Vorliegender Textauszug —
++++++++++++++++++++
Tschin Bum – Der Gin-Boom

Der aktuelle Cocktail-Boom rückte eine seiner wichtigsten Zutaten in ein völlig neues Licht: Der Gin trat aus dem Schatten der Anonymität, wurde edel, exklusiv und teuer.

Tschin Bum – Der Gin-Boom

Text von Florian Holzer Fotos: Luzia Ellert
Gin hat man zwar, man zeigt ihn aber nicht her. Nicht wie die raren Single Malts aus den Lost Destilleries, nicht wie die Rhums Agricoles, nicht wie die alten Armagnacs und die uralten Cognacs. Jeder Edelbrand irgendeiner steirischen Apfelsorte genießt für gewöhnlich größere Aufmerksamkeit und wird von Besitzern kleinerer oder größerer Spirituosen-Menagerien stolzer präsentiert als der Gin. Mit Gin kann man nicht angeben.
++++++++++++++++++++
Einträge —
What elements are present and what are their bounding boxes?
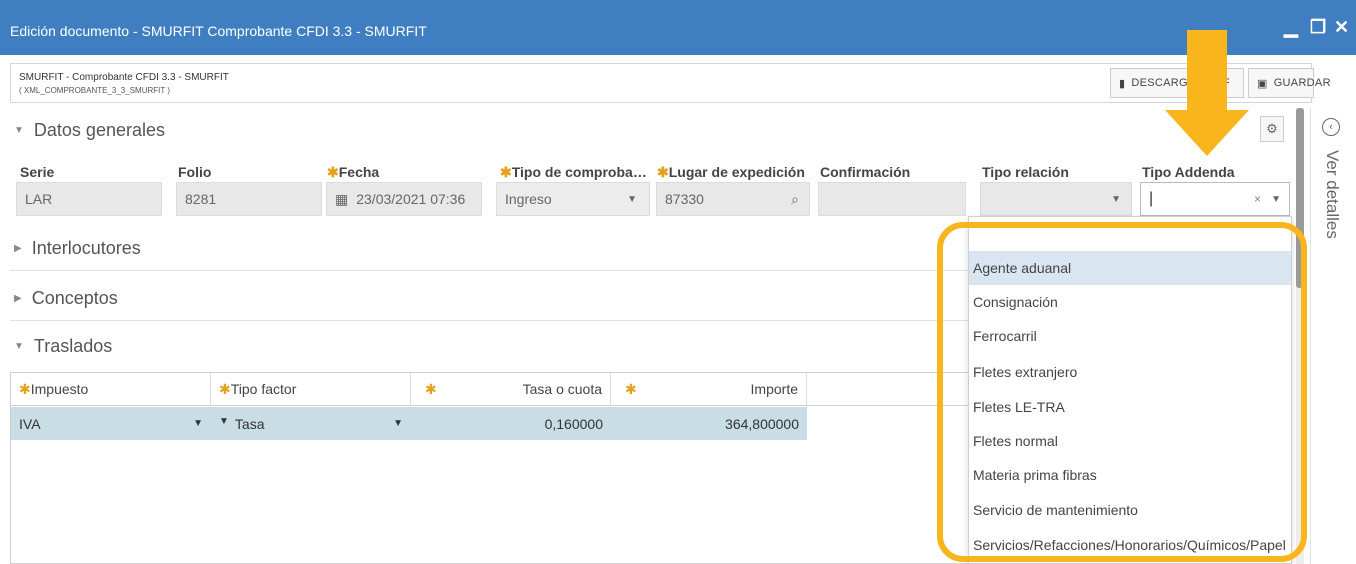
annotation-arrow-icon — [1165, 30, 1249, 156]
section-title: Datos generales — [33, 120, 165, 140]
grid-header-importe[interactable]: ✱ Importe — [611, 373, 807, 406]
collapse-triangle-icon: ▼ — [14, 341, 24, 352]
chevron-down-icon: ▼ — [193, 418, 203, 429]
search-icon[interactable]: ⌕ — [791, 191, 799, 208]
document-header: SMURFIT - Comprobante CFDI 3.3 - SMURFIT… — [10, 63, 1331, 103]
document-icon: ▮ — [1119, 77, 1126, 90]
section-title: Conceptos — [31, 288, 118, 308]
save-label: GUARDAR — [1273, 77, 1331, 89]
details-panel-label[interactable]: Ver detalles — [1322, 150, 1342, 239]
close-icon[interactable]: ✕ — [1334, 17, 1349, 38]
fecha-label: ✱Fecha — [327, 164, 380, 180]
grid-header-tipo-factor[interactable]: ✱ Tipo factor — [211, 373, 411, 406]
fecha-field[interactable]: ▦ 23/03/2021 07:36 — [326, 182, 482, 216]
grid-header-tasa[interactable]: ✱ Tasa o cuota — [411, 373, 611, 406]
confirmacion-field[interactable] — [818, 182, 966, 216]
calendar-icon: ▦ — [335, 190, 349, 207]
section-title: Interlocutores — [31, 238, 141, 258]
tipo-addenda-label: Tipo Addenda — [1142, 164, 1235, 180]
lugar-expedicion-field[interactable]: 87330 ⌕ — [656, 182, 810, 216]
folio-label: Folio — [178, 164, 212, 180]
text-cursor: | — [1149, 190, 1154, 207]
clear-icon[interactable]: × — [1254, 192, 1261, 206]
grid-cell-tasa[interactable]: 0,160000 — [411, 407, 611, 440]
tipo-comprobante-label: ✱Tipo de comproba… — [500, 164, 647, 180]
section-title: Traslados — [33, 336, 113, 356]
confirmacion-label: Confirmación — [820, 164, 911, 180]
serie-label: Serie — [20, 164, 55, 180]
folio-field[interactable]: 8281 — [176, 182, 322, 216]
chevron-left-icon[interactable]: ‹ — [1322, 118, 1340, 136]
document-name: SMURFIT - Comprobante CFDI 3.3 - SMURFIT — [19, 72, 229, 83]
chevron-down-icon: ▼ — [1111, 193, 1121, 205]
expand-triangle-icon: ▶ — [14, 243, 22, 254]
window-titlebar: Edición documento - SMURFIT Comprobante … — [0, 0, 1356, 55]
chevron-down-icon: ▼ — [627, 193, 637, 205]
section-datos-generales[interactable]: ▼ Datos generales — [14, 120, 165, 141]
collapse-triangle-icon: ▼ — [14, 125, 24, 136]
window-title: Edición documento - SMURFIT Comprobante … — [10, 23, 427, 39]
grid-cell-importe[interactable]: 364,800000 — [611, 407, 807, 440]
section-traslados[interactable]: ▼ Traslados — [14, 336, 112, 357]
tipo-comprobante-select[interactable]: Ingreso ▼ — [496, 182, 650, 216]
section-conceptos[interactable]: ▶ Conceptos — [14, 288, 118, 309]
grid-cell-impuesto[interactable]: IVA ▼ — [11, 407, 211, 440]
serie-field[interactable]: LAR — [16, 182, 162, 216]
tipo-relacion-select[interactable]: ▼ — [980, 182, 1132, 216]
tipo-addenda-select[interactable]: | × ▼ — [1140, 182, 1290, 216]
highlight-annotation — [937, 222, 1307, 562]
chevron-down-icon: ▼ — [393, 418, 403, 429]
grid-cell-tipo-factor[interactable]: ▼ Tasa ▼ — [211, 407, 411, 440]
lugar-expedicion-label: ✱Lugar de expedición — [657, 164, 805, 180]
chevron-down-icon: ▼ — [219, 415, 229, 427]
minimize-icon[interactable]: ▁ — [1284, 17, 1298, 38]
grid-header-impuesto[interactable]: ✱ Impuesto — [11, 373, 211, 406]
chevron-down-icon[interactable]: ▼ — [1271, 194, 1281, 205]
section-interlocutores[interactable]: ▶ Interlocutores — [14, 238, 141, 259]
document-code: ( XML_COMPROBANTE_3_3_SMURFIT ) — [19, 86, 170, 95]
expand-triangle-icon: ▶ — [14, 293, 22, 304]
tipo-relacion-label: Tipo relación — [982, 164, 1069, 180]
restore-icon[interactable]: ❐ — [1310, 17, 1326, 38]
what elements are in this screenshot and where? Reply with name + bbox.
++++++++++++++++++++
Schriftliche Übung — Schreibe einen Abschnitt aus dem Text über den Gin-Boom wortgetreu ab. Beginne bei den Worten „Text von Florian“ und höre nach „man nicht angeben.“ auf. Stütze dich allein auf den Text über den Gin-Boom.

Ergebnis der Aufgabe —
Text von Florian Holzer Fotos: Luzia Ellert
Gin hat man zwar, man zeigt ihn aber nicht her. Nicht wie die raren Single Malts aus den Lost Destilleries, nicht wie die Rhums Agricoles, nicht wie die alten Armagnacs und die uralten Cognacs. Jeder Edelbrand irgendeiner steirischen Apfelsorte genießt für gewöhnlich größere Aufmerksamkeit und wird von Besitzern kleinerer oder größerer Spirituosen-Menagerien stolzer präsentiert als der Gin. Mit Gin kann man nicht angeben.